*WHAT TO DO:*
Reproduce the following material exactly, including every line.

*DATA PROVIDED:*
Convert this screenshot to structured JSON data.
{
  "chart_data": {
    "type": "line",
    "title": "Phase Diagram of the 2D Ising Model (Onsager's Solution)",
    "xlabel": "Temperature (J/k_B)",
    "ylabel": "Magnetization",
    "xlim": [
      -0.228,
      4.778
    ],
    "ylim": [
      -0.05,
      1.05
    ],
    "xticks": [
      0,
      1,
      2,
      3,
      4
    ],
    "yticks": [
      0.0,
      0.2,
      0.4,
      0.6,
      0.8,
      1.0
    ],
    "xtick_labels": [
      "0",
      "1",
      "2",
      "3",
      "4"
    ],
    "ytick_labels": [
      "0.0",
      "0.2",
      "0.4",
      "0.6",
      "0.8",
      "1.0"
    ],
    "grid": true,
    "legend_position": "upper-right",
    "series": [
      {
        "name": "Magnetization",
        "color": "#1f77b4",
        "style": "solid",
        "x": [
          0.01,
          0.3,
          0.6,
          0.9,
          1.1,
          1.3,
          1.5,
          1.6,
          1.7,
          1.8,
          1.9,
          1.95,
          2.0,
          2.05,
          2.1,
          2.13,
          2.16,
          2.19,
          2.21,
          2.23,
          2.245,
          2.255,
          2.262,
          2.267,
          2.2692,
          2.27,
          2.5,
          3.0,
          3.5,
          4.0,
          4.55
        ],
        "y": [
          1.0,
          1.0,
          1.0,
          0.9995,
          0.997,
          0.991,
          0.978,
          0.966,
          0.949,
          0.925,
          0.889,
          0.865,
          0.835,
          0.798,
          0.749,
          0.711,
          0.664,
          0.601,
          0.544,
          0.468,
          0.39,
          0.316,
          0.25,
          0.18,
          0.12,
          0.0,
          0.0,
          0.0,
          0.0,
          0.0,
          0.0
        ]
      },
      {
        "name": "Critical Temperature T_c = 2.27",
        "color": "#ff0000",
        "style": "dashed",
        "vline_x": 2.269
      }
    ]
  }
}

*OUTPUT BELOW:*
Convert this screenshot to structured JSON data.
{
  "chart_data": {
    "type": "line",
    "title": "Phase Diagram of the 2D Ising Model (Onsager's Solution)",
    "xlabel": "Temperature (J/k_B)",
    "ylabel": "Magnetization",
    "xlim": [
      -0.228,
      4.778
    ],
    "ylim": [
      -0.05,
      1.05
    ],
    "xticks": [
      0,
      1,
      2,
      3,
      4
    ],
    "yticks": [
      0.0,
      0.2,
      0.4,
      0.6,
      0.8,
      1.0
    ],
    "xtick_labels": [
      "0",
      "1",
      "2",
      "3",
      "4"
    ],
    "ytick_labels": [
      "0.0",
      "0.2",
      "0.4",
      "0.6",
      "0.8",
      "1.0"
    ],
    "grid": true,
    "legend_position": "upper-right",
    "series": [
      {
        "name": "Magnetization",
        "color": "#1f77b4",
        "style": "solid",
        "x": [
          0.01,
          0.3,
          0.6,
          0.9,
          1.1,
          1.3,
          1.5,
          1.6,
          1.7,
          1.8,
          1.9,
          1.95,
          2.0,
          2.05,
          2.1,
          2.13,
          2.16,
          2.19,
          2.21,
          2.23,
          2.245,
          2.255,
          2.262,
          2.267,
          2.2692,
          2.27,
          2.5,
          3.0,
          3.5,
          4.0,
          4.55
        ],
        "y": [
          1.0,
          1.0,
          1.0,
          0.9995,
          0.997,
          0.991,
          0.978,
          0.966,
          0.949,
          0.925,
          0.889,
          0.865,
          0.835,
          0.798,
          0.749,
          0.711,
          0.664,
          0.601,
          0.544,
          0.468,
          0.39,
          0.316,
          0.25,
          0.18,
          0.12,
          0.0,
          0.0,
          0.0,
          0.0,
          0.0,
          0.0
        ]
      },
      {
        "name": "Critical Temperature T_c = 2.27",
        "color": "#ff0000",
        "style": "dashed",
        "vline_x": 2.269
      }
    ]
  }
}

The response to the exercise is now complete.